* _Record excerpts_:
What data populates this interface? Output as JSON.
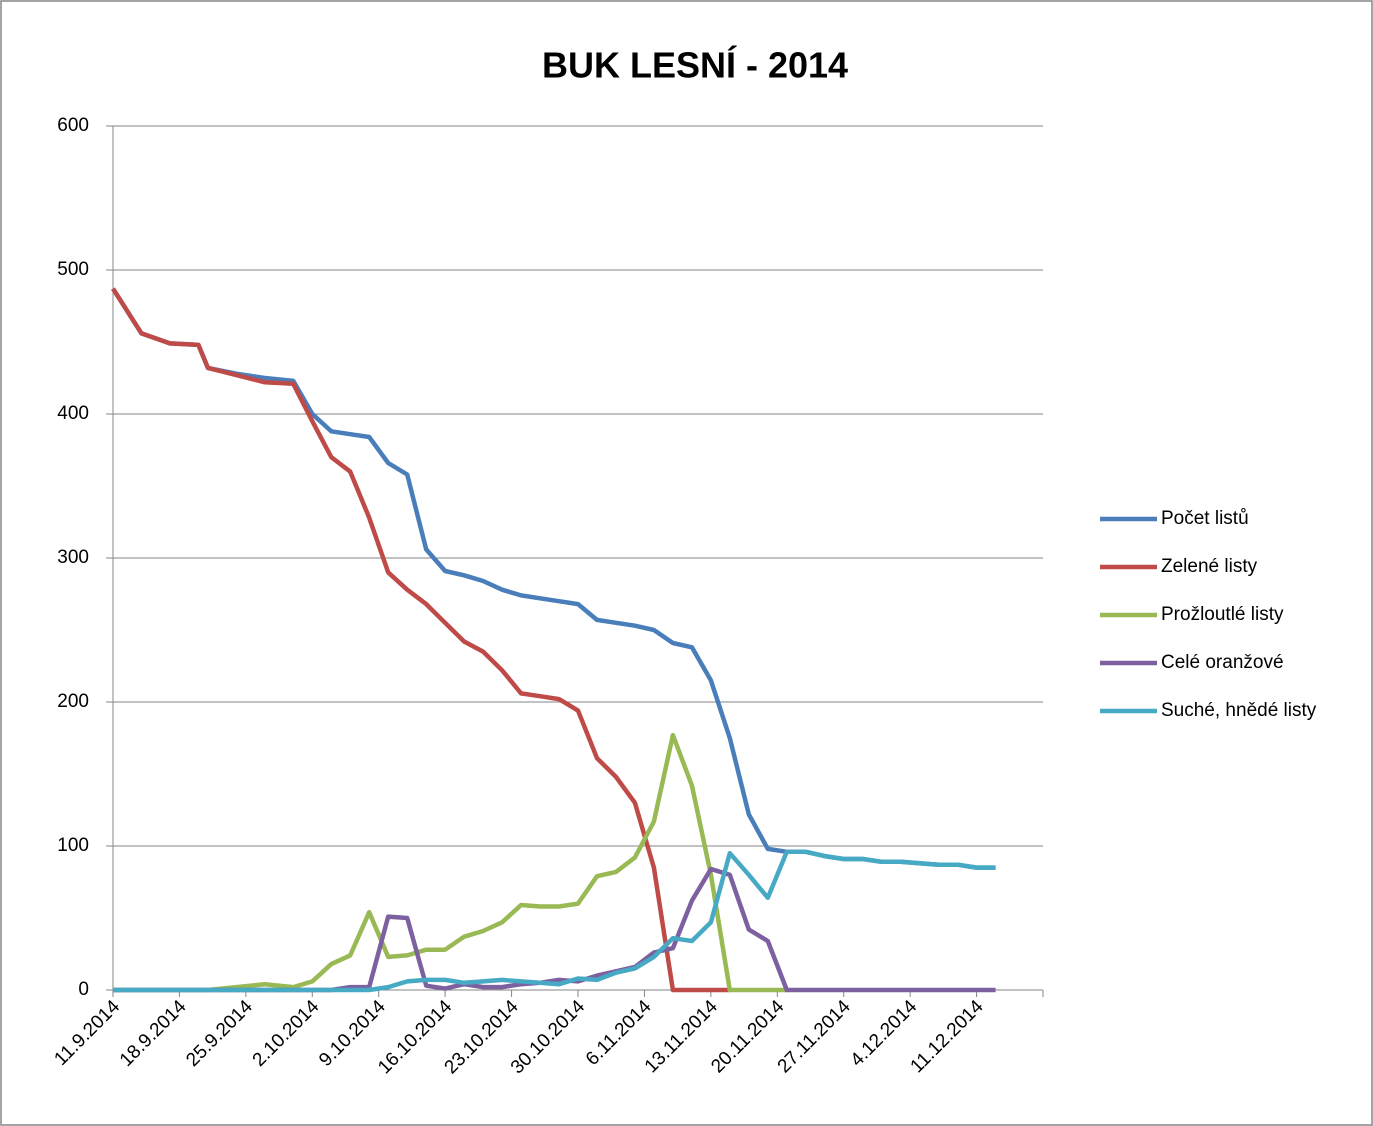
{
  "chart_data": {
    "type": "line",
    "title": "BUK LESNÍ - 2014",
    "x": [
      "11.9.2014",
      "14.9.2014",
      "17.9.2014",
      "20.9.2014",
      "21.9.2014",
      "24.9.2014",
      "27.9.2014",
      "30.9.2014",
      "2.10.2014",
      "4.10.2014",
      "6.10.2014",
      "8.10.2014",
      "10.10.2014",
      "12.10.2014",
      "14.10.2014",
      "16.10.2014",
      "18.10.2014",
      "20.10.2014",
      "22.10.2014",
      "24.10.2014",
      "26.10.2014",
      "28.10.2014",
      "30.10.2014",
      "1.11.2014",
      "3.11.2014",
      "5.11.2014",
      "7.11.2014",
      "9.11.2014",
      "11.11.2014",
      "13.11.2014",
      "15.11.2014",
      "17.11.2014",
      "19.11.2014",
      "21.11.2014",
      "23.11.2014",
      "25.11.2014",
      "27.11.2014",
      "29.11.2014",
      "1.12.2014",
      "3.12.2014",
      "5.12.2014",
      "7.12.2014",
      "9.12.2014",
      "11.12.2014",
      "13.12.2014"
    ],
    "series": [
      {
        "name": "Počet listů",
        "color": "#4a7ebb",
        "values": [
          487,
          456,
          449,
          448,
          432,
          428,
          425,
          423,
          400,
          388,
          386,
          384,
          366,
          358,
          306,
          291,
          288,
          284,
          278,
          274,
          272,
          270,
          268,
          257,
          255,
          253,
          250,
          241,
          238,
          215,
          175,
          122,
          98,
          96,
          96,
          93,
          91,
          91,
          89,
          89,
          88,
          87,
          87,
          85,
          85
        ]
      },
      {
        "name": "Zelené listy",
        "color": "#be4b48",
        "values": [
          487,
          456,
          449,
          448,
          432,
          427,
          422,
          421,
          395,
          370,
          360,
          328,
          290,
          278,
          268,
          255,
          242,
          235,
          222,
          206,
          204,
          202,
          194,
          161,
          148,
          130,
          85,
          0,
          0,
          0,
          0,
          null,
          null,
          null,
          null,
          null,
          null,
          null,
          null,
          null,
          null,
          null,
          null,
          null,
          null
        ]
      },
      {
        "name": "Prožloutlé  listy",
        "color": "#98b954",
        "values": [
          0,
          0,
          0,
          0,
          0,
          2,
          4,
          2,
          6,
          18,
          24,
          54,
          23,
          24,
          28,
          28,
          37,
          41,
          47,
          59,
          58,
          58,
          60,
          79,
          82,
          92,
          117,
          177,
          142,
          80,
          0,
          0,
          0,
          0,
          null,
          null,
          null,
          null,
          null,
          null,
          null,
          null,
          null,
          null,
          null
        ]
      },
      {
        "name": "Celé oranžové",
        "color": "#7d60a0",
        "values": [
          0,
          0,
          0,
          0,
          0,
          0,
          0,
          0,
          0,
          0,
          2,
          2,
          51,
          50,
          3,
          1,
          4,
          2,
          2,
          4,
          5,
          7,
          6,
          10,
          13,
          16,
          26,
          29,
          62,
          84,
          80,
          42,
          34,
          0,
          0,
          0,
          0,
          0,
          0,
          0,
          0,
          0,
          0,
          0,
          0
        ]
      },
      {
        "name": "Suché, hnědé listy",
        "color": "#46aac5",
        "values": [
          0,
          0,
          0,
          0,
          0,
          0,
          0,
          0,
          0,
          0,
          0,
          0,
          2,
          6,
          7,
          7,
          5,
          6,
          7,
          6,
          5,
          4,
          8,
          7,
          12,
          15,
          23,
          36,
          34,
          47,
          95,
          80,
          64,
          96,
          96,
          93,
          91,
          91,
          89,
          89,
          88,
          87,
          87,
          85,
          85
        ]
      }
    ],
    "xlim": [
      "11.9.2014",
      "18.12.2014"
    ],
    "xticks": [
      "11.9.2014",
      "18.9.2014",
      "25.9.2014",
      "2.10.2014",
      "9.10.2014",
      "16.10.2014",
      "23.10.2014",
      "30.10.2014",
      "6.11.2014",
      "13.11.2014",
      "20.11.2014",
      "27.11.2014",
      "4.12.2014",
      "11.12.2014"
    ],
    "ylim": [
      0,
      600
    ],
    "yticks": [
      0,
      100,
      200,
      300,
      400,
      500,
      600
    ],
    "grid": true,
    "legend": "right"
  }
}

* _What is expected_: Restate the listing above word for word, and skip the pictures.

* _Exercise result_:
What data populates this interface? Output as JSON.
{
  "chart_data": {
    "type": "line",
    "title": "BUK LESNÍ - 2014",
    "x": [
      "11.9.2014",
      "14.9.2014",
      "17.9.2014",
      "20.9.2014",
      "21.9.2014",
      "24.9.2014",
      "27.9.2014",
      "30.9.2014",
      "2.10.2014",
      "4.10.2014",
      "6.10.2014",
      "8.10.2014",
      "10.10.2014",
      "12.10.2014",
      "14.10.2014",
      "16.10.2014",
      "18.10.2014",
      "20.10.2014",
      "22.10.2014",
      "24.10.2014",
      "26.10.2014",
      "28.10.2014",
      "30.10.2014",
      "1.11.2014",
      "3.11.2014",
      "5.11.2014",
      "7.11.2014",
      "9.11.2014",
      "11.11.2014",
      "13.11.2014",
      "15.11.2014",
      "17.11.2014",
      "19.11.2014",
      "21.11.2014",
      "23.11.2014",
      "25.11.2014",
      "27.11.2014",
      "29.11.2014",
      "1.12.2014",
      "3.12.2014",
      "5.12.2014",
      "7.12.2014",
      "9.12.2014",
      "11.12.2014",
      "13.12.2014"
    ],
    "series": [
      {
        "name": "Počet listů",
        "color": "#4a7ebb",
        "values": [
          487,
          456,
          449,
          448,
          432,
          428,
          425,
          423,
          400,
          388,
          386,
          384,
          366,
          358,
          306,
          291,
          288,
          284,
          278,
          274,
          272,
          270,
          268,
          257,
          255,
          253,
          250,
          241,
          238,
          215,
          175,
          122,
          98,
          96,
          96,
          93,
          91,
          91,
          89,
          89,
          88,
          87,
          87,
          85,
          85
        ]
      },
      {
        "name": "Zelené listy",
        "color": "#be4b48",
        "values": [
          487,
          456,
          449,
          448,
          432,
          427,
          422,
          421,
          395,
          370,
          360,
          328,
          290,
          278,
          268,
          255,
          242,
          235,
          222,
          206,
          204,
          202,
          194,
          161,
          148,
          130,
          85,
          0,
          0,
          0,
          0,
          null,
          null,
          null,
          null,
          null,
          null,
          null,
          null,
          null,
          null,
          null,
          null,
          null,
          null
        ]
      },
      {
        "name": "Prožloutlé  listy",
        "color": "#98b954",
        "values": [
          0,
          0,
          0,
          0,
          0,
          2,
          4,
          2,
          6,
          18,
          24,
          54,
          23,
          24,
          28,
          28,
          37,
          41,
          47,
          59,
          58,
          58,
          60,
          79,
          82,
          92,
          117,
          177,
          142,
          80,
          0,
          0,
          0,
          0,
          null,
          null,
          null,
          null,
          null,
          null,
          null,
          null,
          null,
          null,
          null
        ]
      },
      {
        "name": "Celé oranžové",
        "color": "#7d60a0",
        "values": [
          0,
          0,
          0,
          0,
          0,
          0,
          0,
          0,
          0,
          0,
          2,
          2,
          51,
          50,
          3,
          1,
          4,
          2,
          2,
          4,
          5,
          7,
          6,
          10,
          13,
          16,
          26,
          29,
          62,
          84,
          80,
          42,
          34,
          0,
          0,
          0,
          0,
          0,
          0,
          0,
          0,
          0,
          0,
          0,
          0
        ]
      },
      {
        "name": "Suché, hnědé listy",
        "color": "#46aac5",
        "values": [
          0,
          0,
          0,
          0,
          0,
          0,
          0,
          0,
          0,
          0,
          0,
          0,
          2,
          6,
          7,
          7,
          5,
          6,
          7,
          6,
          5,
          4,
          8,
          7,
          12,
          15,
          23,
          36,
          34,
          47,
          95,
          80,
          64,
          96,
          96,
          93,
          91,
          91,
          89,
          89,
          88,
          87,
          87,
          85,
          85
        ]
      }
    ],
    "xlim": [
      "11.9.2014",
      "18.12.2014"
    ],
    "xticks": [
      "11.9.2014",
      "18.9.2014",
      "25.9.2014",
      "2.10.2014",
      "9.10.2014",
      "16.10.2014",
      "23.10.2014",
      "30.10.2014",
      "6.11.2014",
      "13.11.2014",
      "20.11.2014",
      "27.11.2014",
      "4.12.2014",
      "11.12.2014"
    ],
    "ylim": [
      0,
      600
    ],
    "yticks": [
      0,
      100,
      200,
      300,
      400,
      500,
      600
    ],
    "grid": true,
    "legend": "right"
  }
}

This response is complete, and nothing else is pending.